Goal
All lines featuring the string "series" are to be listed.
____
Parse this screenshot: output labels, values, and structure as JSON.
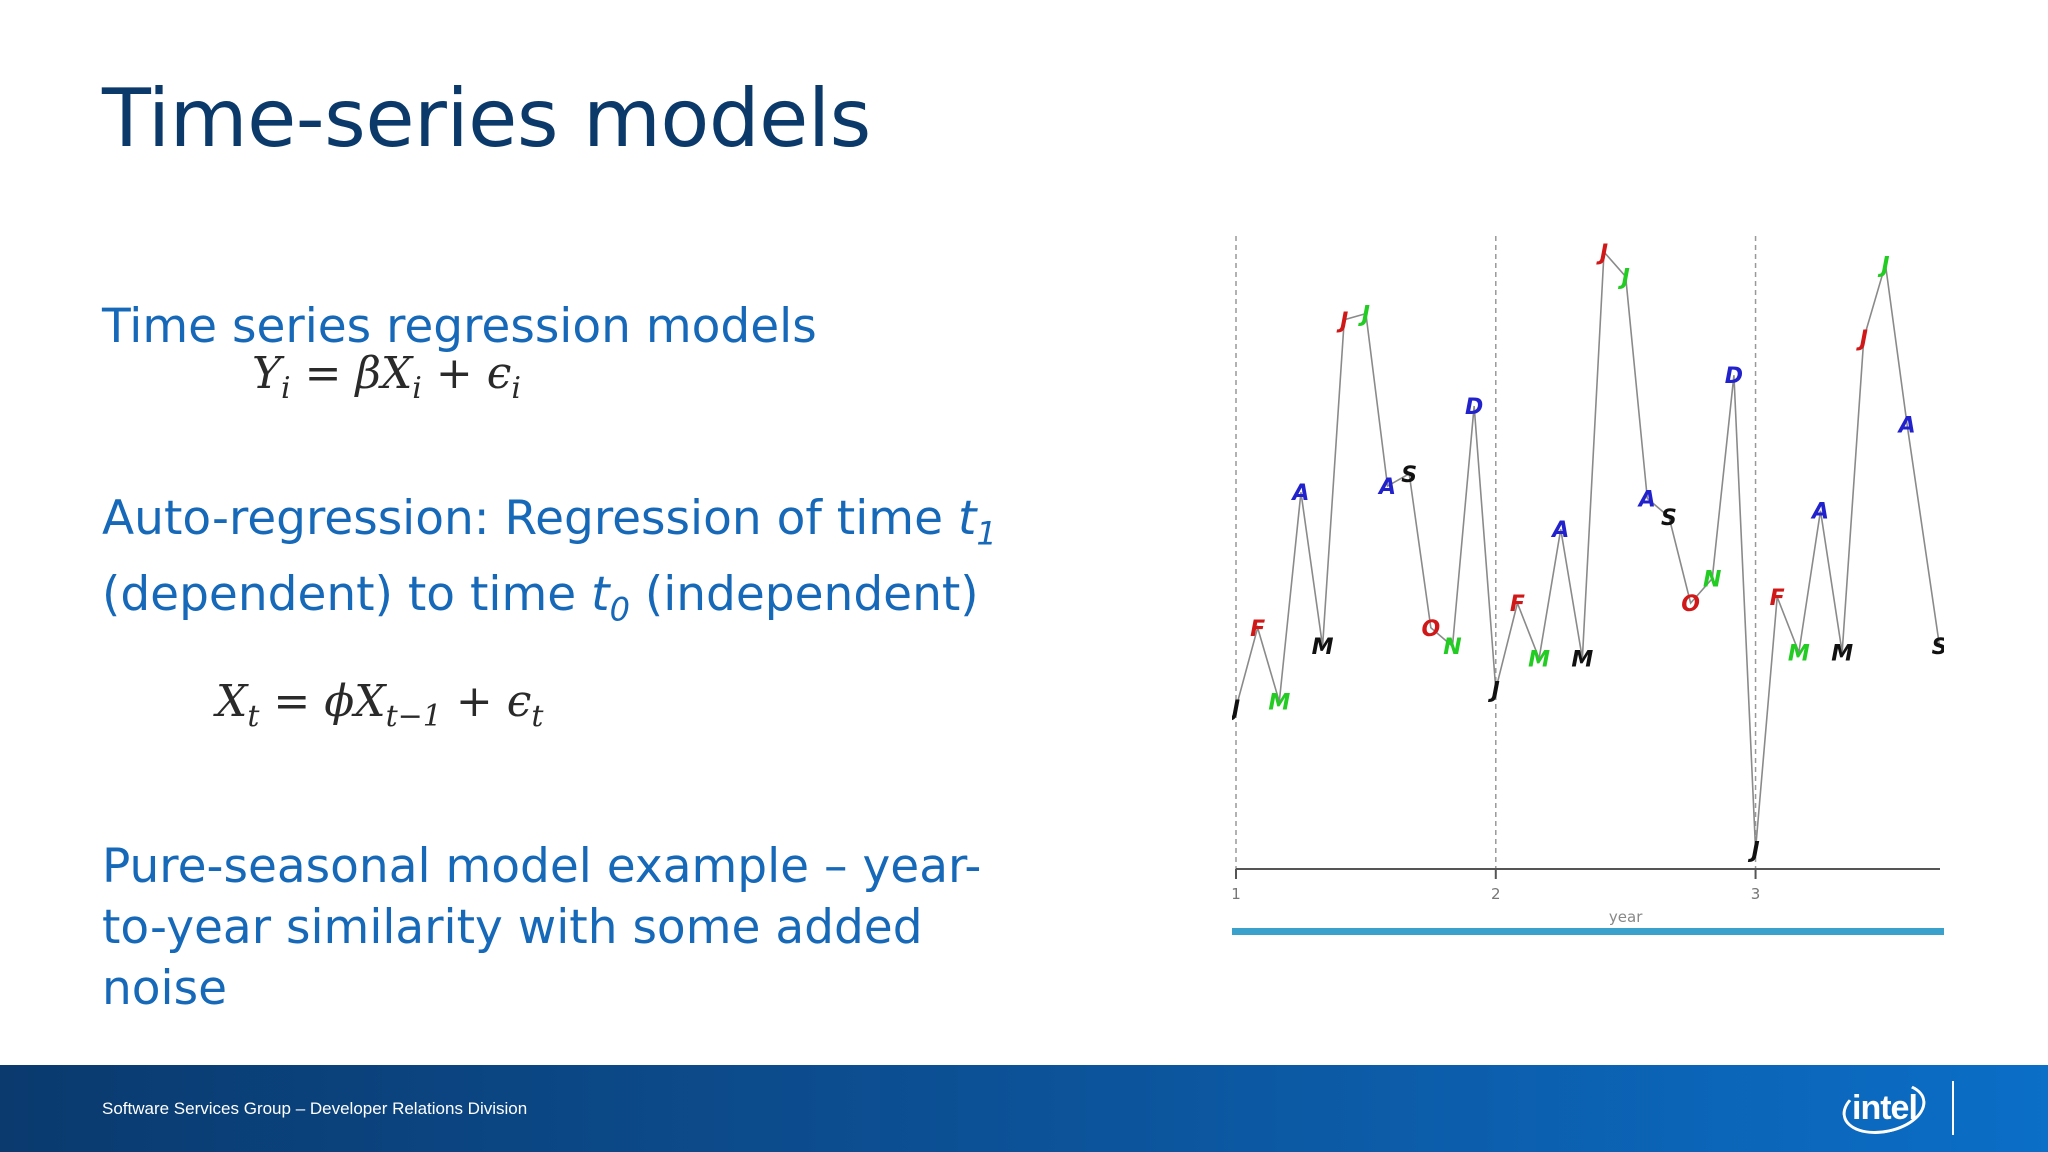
{
  "slide": {
    "title": "Time-series models",
    "bullet1": "Time series regression models",
    "eq1": {
      "lhs": "Y",
      "lhs_sub": "i",
      "eqsign": " = ",
      "coef": "β",
      "var": "X",
      "var_sub": "i",
      "plus": " + ",
      "err": "ϵ",
      "err_sub": "i"
    },
    "bullet2": {
      "part1": "Auto-regression: Regression of time ",
      "t": "t",
      "t_sub1": "1",
      "part2": "(dependent) to time ",
      "t_sub0": "0",
      "part3": " (independent)"
    },
    "eq2": {
      "lhs": "X",
      "lhs_sub": "t",
      "eqsign": " = ",
      "coef": "ϕ",
      "var": "X",
      "var_sub": "t−1",
      "plus": " + ",
      "err": "ϵ",
      "err_sub": "t"
    },
    "bullet3": "Pure-seasonal model example – year-to-year similarity with some added noise"
  },
  "footer": {
    "text": "Software Services Group – Developer Relations Division",
    "logo": "intel"
  },
  "chart_data": {
    "type": "line",
    "xlabel": "year",
    "xticks": [
      1,
      2,
      3
    ],
    "xlim": [
      1,
      3.71
    ],
    "ylim": [
      0,
      1
    ],
    "grid": "vertical dashed lines at year boundaries",
    "marker_colors": {
      "J": "#d01818",
      "F": "#d01818",
      "M1": "#22cc22",
      "A1": "#2222cc",
      "M2": "#111111",
      "J2": "#d01818",
      "J3": "#22cc22",
      "A2": "#2222cc",
      "S": "#111111",
      "O": "#d01818",
      "N": "#22cc22",
      "D": "#2222cc",
      "Jan": "#111111"
    },
    "points": [
      {
        "x": 1.0,
        "y": 0.26,
        "label": "J",
        "color": "#111111"
      },
      {
        "x": 1.0833,
        "y": 0.39,
        "label": "F",
        "color": "#d01818"
      },
      {
        "x": 1.1667,
        "y": 0.27,
        "label": "M",
        "color": "#22cc22"
      },
      {
        "x": 1.25,
        "y": 0.61,
        "label": "A",
        "color": "#2222cc"
      },
      {
        "x": 1.3333,
        "y": 0.36,
        "label": "M",
        "color": "#111111"
      },
      {
        "x": 1.4167,
        "y": 0.89,
        "label": "J",
        "color": "#d01818"
      },
      {
        "x": 1.5,
        "y": 0.9,
        "label": "J",
        "color": "#22cc22"
      },
      {
        "x": 1.5833,
        "y": 0.62,
        "label": "A",
        "color": "#2222cc"
      },
      {
        "x": 1.6667,
        "y": 0.64,
        "label": "S",
        "color": "#111111"
      },
      {
        "x": 1.75,
        "y": 0.39,
        "label": "O",
        "color": "#d01818"
      },
      {
        "x": 1.8333,
        "y": 0.36,
        "label": "N",
        "color": "#22cc22"
      },
      {
        "x": 1.9167,
        "y": 0.75,
        "label": "D",
        "color": "#2222cc"
      },
      {
        "x": 2.0,
        "y": 0.29,
        "label": "J",
        "color": "#111111"
      },
      {
        "x": 2.0833,
        "y": 0.43,
        "label": "F",
        "color": "#d01818"
      },
      {
        "x": 2.1667,
        "y": 0.34,
        "label": "M",
        "color": "#22cc22"
      },
      {
        "x": 2.25,
        "y": 0.55,
        "label": "A",
        "color": "#2222cc"
      },
      {
        "x": 2.3333,
        "y": 0.34,
        "label": "M",
        "color": "#111111"
      },
      {
        "x": 2.4167,
        "y": 1.0,
        "label": "J",
        "color": "#d01818"
      },
      {
        "x": 2.5,
        "y": 0.96,
        "label": "J",
        "color": "#22cc22"
      },
      {
        "x": 2.5833,
        "y": 0.6,
        "label": "A",
        "color": "#2222cc"
      },
      {
        "x": 2.6667,
        "y": 0.57,
        "label": "S",
        "color": "#111111"
      },
      {
        "x": 2.75,
        "y": 0.43,
        "label": "O",
        "color": "#d01818"
      },
      {
        "x": 2.8333,
        "y": 0.47,
        "label": "N",
        "color": "#22cc22"
      },
      {
        "x": 2.9167,
        "y": 0.8,
        "label": "D",
        "color": "#2222cc"
      },
      {
        "x": 3.0,
        "y": 0.03,
        "label": "J",
        "color": "#111111"
      },
      {
        "x": 3.0833,
        "y": 0.44,
        "label": "F",
        "color": "#d01818"
      },
      {
        "x": 3.1667,
        "y": 0.35,
        "label": "M",
        "color": "#22cc22"
      },
      {
        "x": 3.25,
        "y": 0.58,
        "label": "A",
        "color": "#2222cc"
      },
      {
        "x": 3.3333,
        "y": 0.35,
        "label": "M",
        "color": "#111111"
      },
      {
        "x": 3.4167,
        "y": 0.86,
        "label": "J",
        "color": "#d01818"
      },
      {
        "x": 3.5,
        "y": 0.98,
        "label": "J",
        "color": "#22cc22"
      },
      {
        "x": 3.5833,
        "y": 0.72,
        "label": "A",
        "color": "#2222cc"
      },
      {
        "x": 3.7083,
        "y": 0.36,
        "label": "S",
        "color": "#111111"
      }
    ]
  }
}
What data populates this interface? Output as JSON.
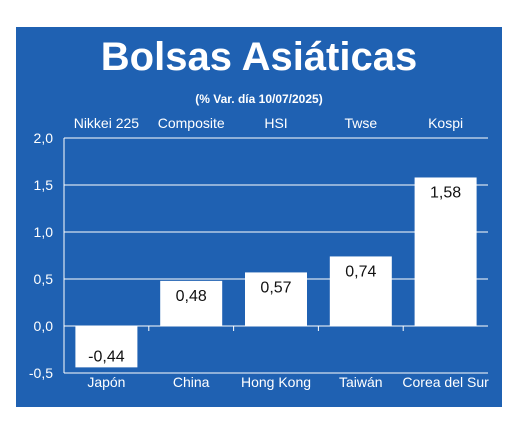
{
  "chart_data": {
    "type": "bar",
    "title": "Bolsas Asiáticas",
    "subtitle": "(% Var. día  10/07/2025)",
    "index_names": [
      "Nikkei 225",
      "Composite",
      "HSI",
      "Twse",
      "Kospi"
    ],
    "categories": [
      "Japón",
      "China",
      "Hong Kong",
      "Taiwán",
      "Corea del Sur"
    ],
    "values": [
      -0.44,
      0.48,
      0.57,
      0.74,
      1.58
    ],
    "value_labels": [
      "-0,44",
      "0,48",
      "0,57",
      "0,74",
      "1,58"
    ],
    "y_ticks": [
      "2,0",
      "1,5",
      "1,0",
      "0,5",
      "0,0",
      "-0,5"
    ],
    "ylim": [
      -0.5,
      2.0
    ],
    "grid": true,
    "colors": {
      "background": "#1f61b2",
      "bar": "#ffffff",
      "grid": "#ffffff",
      "text": "#ffffff",
      "value_text": "#111111"
    }
  }
}
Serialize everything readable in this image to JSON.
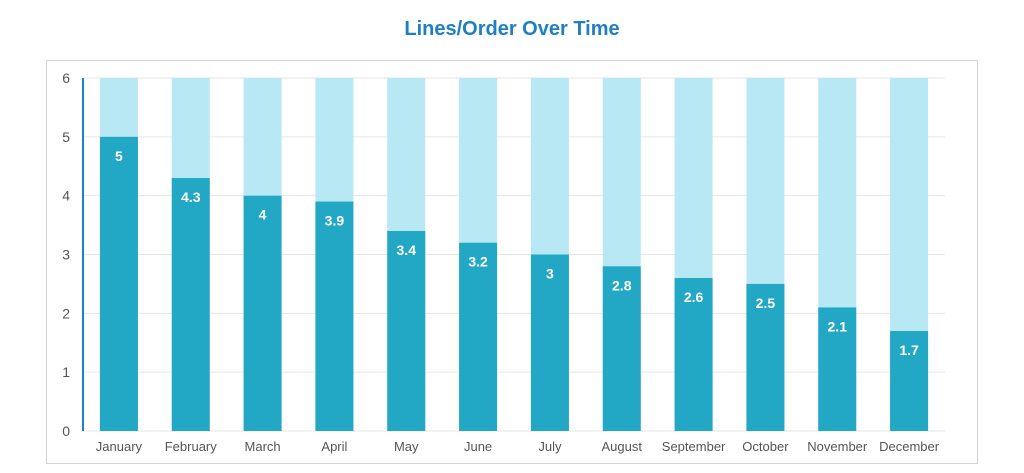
{
  "chart_data": {
    "type": "bar",
    "title": "Lines/Order Over Time",
    "categories": [
      "January",
      "February",
      "March",
      "April",
      "May",
      "June",
      "July",
      "August",
      "September",
      "October",
      "November",
      "December"
    ],
    "values": [
      5,
      4.3,
      4,
      3.9,
      3.4,
      3.2,
      3,
      2.8,
      2.6,
      2.5,
      2.1,
      1.7
    ],
    "value_labels": [
      "5",
      "4.3",
      "4",
      "3.9",
      "3.4",
      "3.2",
      "3",
      "2.8",
      "2.6",
      "2.5",
      "2.1",
      "1.7"
    ],
    "background_value": 6,
    "ylim": [
      0,
      6
    ],
    "yticks": [
      "0",
      "1",
      "2",
      "3",
      "4",
      "5",
      "6"
    ],
    "grid": true,
    "colors": {
      "bar": "#22a7c5",
      "background_bar": "#b8e8f3",
      "title": "#1f7fc4",
      "axis": "#1f7fc4",
      "grid": "#e6e6e6"
    }
  }
}
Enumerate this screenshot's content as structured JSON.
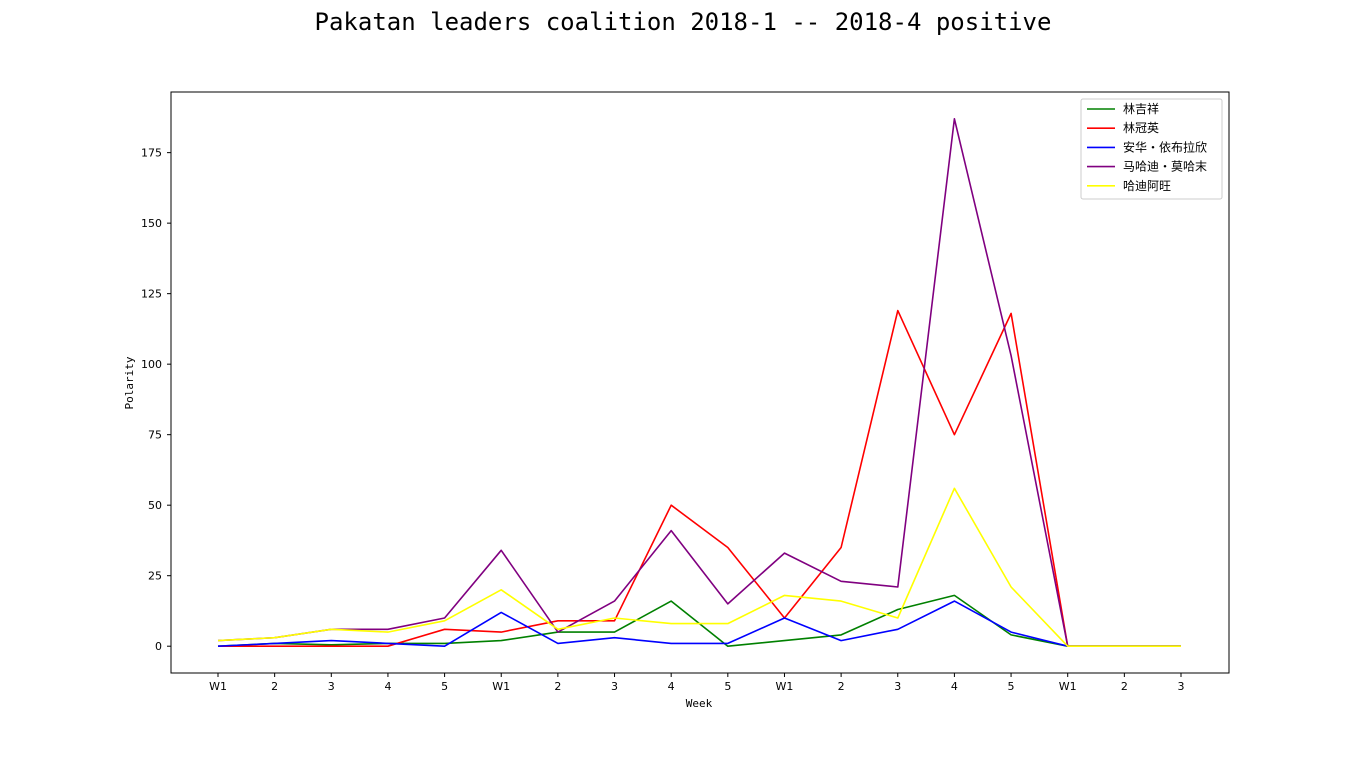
{
  "chart_data": {
    "type": "line",
    "title": "Pakatan leaders coalition 2018-1 -- 2018-4 positive",
    "xlabel": "Week",
    "ylabel": "Polarity",
    "categories": [
      "W1",
      "2",
      "3",
      "4",
      "5",
      "W1",
      "2",
      "3",
      "4",
      "5",
      "W1",
      "2",
      "3",
      "4",
      "5",
      "W1",
      "2",
      "3"
    ],
    "yticks": [
      0,
      25,
      50,
      75,
      100,
      125,
      150,
      175
    ],
    "ylim": [
      -9.5,
      196.5
    ],
    "grid": false,
    "legend_position": "top-right",
    "series": [
      {
        "name": "林吉祥",
        "color": "#008000",
        "values": [
          0,
          1,
          0.5,
          1,
          1,
          2,
          5,
          5,
          16,
          0,
          2,
          4,
          13,
          18,
          4,
          0,
          0,
          0
        ]
      },
      {
        "name": "林冠英",
        "color": "#ff0000",
        "values": [
          0,
          0,
          0,
          0,
          6,
          5,
          9,
          9,
          50,
          35,
          10,
          35,
          119,
          75,
          118,
          0,
          0,
          0
        ]
      },
      {
        "name": "安华・依布拉欣",
        "color": "#0000ff",
        "values": [
          0,
          1,
          2,
          1,
          0,
          12,
          1,
          3,
          1,
          1,
          10,
          2,
          6,
          16,
          5,
          0,
          0,
          0
        ]
      },
      {
        "name": "马哈迪・莫哈末",
        "color": "#800080",
        "values": [
          2,
          3,
          6,
          6,
          10,
          34,
          5,
          16,
          41,
          15,
          33,
          23,
          21,
          187,
          103,
          0,
          0,
          0
        ]
      },
      {
        "name": "哈迪阿旺",
        "color": "#ffff00",
        "values": [
          2,
          3,
          6,
          5,
          9,
          20,
          6,
          10,
          8,
          8,
          18,
          16,
          10,
          56,
          21,
          0,
          0,
          0
        ]
      }
    ]
  }
}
____
Full answer
    "title": "Time-series models",
    "bullet1": "Time series regression models",
    "series": [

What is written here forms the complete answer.